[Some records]
────────────────────────────────────────

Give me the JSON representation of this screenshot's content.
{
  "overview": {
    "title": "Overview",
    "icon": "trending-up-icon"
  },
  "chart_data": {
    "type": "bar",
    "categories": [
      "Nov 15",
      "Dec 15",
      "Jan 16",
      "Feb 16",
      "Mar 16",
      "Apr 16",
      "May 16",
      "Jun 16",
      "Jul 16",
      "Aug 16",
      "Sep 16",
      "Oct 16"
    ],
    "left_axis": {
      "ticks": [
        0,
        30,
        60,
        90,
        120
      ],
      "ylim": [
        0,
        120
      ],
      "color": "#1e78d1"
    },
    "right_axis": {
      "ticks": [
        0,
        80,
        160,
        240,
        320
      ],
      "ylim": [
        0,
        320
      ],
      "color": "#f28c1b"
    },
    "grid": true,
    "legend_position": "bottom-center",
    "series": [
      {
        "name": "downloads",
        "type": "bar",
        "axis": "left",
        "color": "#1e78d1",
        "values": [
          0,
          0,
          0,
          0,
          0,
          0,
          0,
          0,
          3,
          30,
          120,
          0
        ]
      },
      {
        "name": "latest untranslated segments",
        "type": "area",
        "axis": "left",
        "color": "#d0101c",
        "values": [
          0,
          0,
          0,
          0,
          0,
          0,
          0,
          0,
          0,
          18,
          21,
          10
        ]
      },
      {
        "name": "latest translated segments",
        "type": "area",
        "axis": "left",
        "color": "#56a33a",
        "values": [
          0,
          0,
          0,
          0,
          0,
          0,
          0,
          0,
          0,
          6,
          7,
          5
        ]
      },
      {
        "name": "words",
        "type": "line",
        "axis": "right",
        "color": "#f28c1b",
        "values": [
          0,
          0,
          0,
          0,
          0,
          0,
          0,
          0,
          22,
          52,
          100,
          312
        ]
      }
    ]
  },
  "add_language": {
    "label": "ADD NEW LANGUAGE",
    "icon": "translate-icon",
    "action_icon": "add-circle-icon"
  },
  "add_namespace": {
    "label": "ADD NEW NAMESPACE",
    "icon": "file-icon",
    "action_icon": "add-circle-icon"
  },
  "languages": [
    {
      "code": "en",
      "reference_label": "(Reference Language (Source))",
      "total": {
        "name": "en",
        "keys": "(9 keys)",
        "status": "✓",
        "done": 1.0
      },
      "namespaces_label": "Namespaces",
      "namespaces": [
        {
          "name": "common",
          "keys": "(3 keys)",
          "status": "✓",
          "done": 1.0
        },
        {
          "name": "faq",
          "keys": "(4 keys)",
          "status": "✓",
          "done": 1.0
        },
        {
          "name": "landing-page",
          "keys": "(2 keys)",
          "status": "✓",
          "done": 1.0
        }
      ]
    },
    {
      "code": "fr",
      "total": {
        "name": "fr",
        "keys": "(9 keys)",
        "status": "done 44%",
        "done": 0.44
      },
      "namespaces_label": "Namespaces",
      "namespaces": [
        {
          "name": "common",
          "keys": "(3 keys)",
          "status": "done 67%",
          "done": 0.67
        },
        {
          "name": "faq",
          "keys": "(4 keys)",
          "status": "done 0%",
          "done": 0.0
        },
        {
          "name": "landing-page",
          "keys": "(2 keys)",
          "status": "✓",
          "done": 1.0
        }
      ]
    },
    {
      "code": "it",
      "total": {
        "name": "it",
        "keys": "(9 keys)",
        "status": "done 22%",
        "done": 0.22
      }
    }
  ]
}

────────────────────────────────────────

Short problem
Retype the whole listing above exactly.

Exercise output
Give me the JSON representation of this screenshot's content.
{
  "overview": {
    "title": "Overview",
    "icon": "trending-up-icon"
  },
  "chart_data": {
    "type": "bar",
    "categories": [
      "Nov 15",
      "Dec 15",
      "Jan 16",
      "Feb 16",
      "Mar 16",
      "Apr 16",
      "May 16",
      "Jun 16",
      "Jul 16",
      "Aug 16",
      "Sep 16",
      "Oct 16"
    ],
    "left_axis": {
      "ticks": [
        0,
        30,
        60,
        90,
        120
      ],
      "ylim": [
        0,
        120
      ],
      "color": "#1e78d1"
    },
    "right_axis": {
      "ticks": [
        0,
        80,
        160,
        240,
        320
      ],
      "ylim": [
        0,
        320
      ],
      "color": "#f28c1b"
    },
    "grid": true,
    "legend_position": "bottom-center",
    "series": [
      {
        "name": "downloads",
        "type": "bar",
        "axis": "left",
        "color": "#1e78d1",
        "values": [
          0,
          0,
          0,
          0,
          0,
          0,
          0,
          0,
          3,
          30,
          120,
          0
        ]
      },
      {
        "name": "latest untranslated segments",
        "type": "area",
        "axis": "left",
        "color": "#d0101c",
        "values": [
          0,
          0,
          0,
          0,
          0,
          0,
          0,
          0,
          0,
          18,
          21,
          10
        ]
      },
      {
        "name": "latest translated segments",
        "type": "area",
        "axis": "left",
        "color": "#56a33a",
        "values": [
          0,
          0,
          0,
          0,
          0,
          0,
          0,
          0,
          0,
          6,
          7,
          5
        ]
      },
      {
        "name": "words",
        "type": "line",
        "axis": "right",
        "color": "#f28c1b",
        "values": [
          0,
          0,
          0,
          0,
          0,
          0,
          0,
          0,
          22,
          52,
          100,
          312
        ]
      }
    ]
  },
  "add_language": {
    "label": "ADD NEW LANGUAGE",
    "icon": "translate-icon",
    "action_icon": "add-circle-icon"
  },
  "add_namespace": {
    "label": "ADD NEW NAMESPACE",
    "icon": "file-icon",
    "action_icon": "add-circle-icon"
  },
  "languages": [
    {
      "code": "en",
      "reference_label": "(Reference Language (Source))",
      "total": {
        "name": "en",
        "keys": "(9 keys)",
        "status": "✓",
        "done": 1.0
      },
      "namespaces_label": "Namespaces",
      "namespaces": [
        {
          "name": "common",
          "keys": "(3 keys)",
          "status": "✓",
          "done": 1.0
        },
        {
          "name": "faq",
          "keys": "(4 keys)",
          "status": "✓",
          "done": 1.0
        },
        {
          "name": "landing-page",
          "keys": "(2 keys)",
          "status": "✓",
          "done": 1.0
        }
      ]
    },
    {
      "code": "fr",
      "total": {
        "name": "fr",
        "keys": "(9 keys)",
        "status": "done 44%",
        "done": 0.44
      },
      "namespaces_label": "Namespaces",
      "namespaces": [
        {
          "name": "common",
          "keys": "(3 keys)",
          "status": "done 67%",
          "done": 0.67
        },
        {
          "name": "faq",
          "keys": "(4 keys)",
          "status": "done 0%",
          "done": 0.0
        },
        {
          "name": "landing-page",
          "keys": "(2 keys)",
          "status": "✓",
          "done": 1.0
        }
      ]
    },
    {
      "code": "it",
      "total": {
        "name": "it",
        "keys": "(9 keys)",
        "status": "done 22%",
        "done": 0.22
      }
    }
  ]
}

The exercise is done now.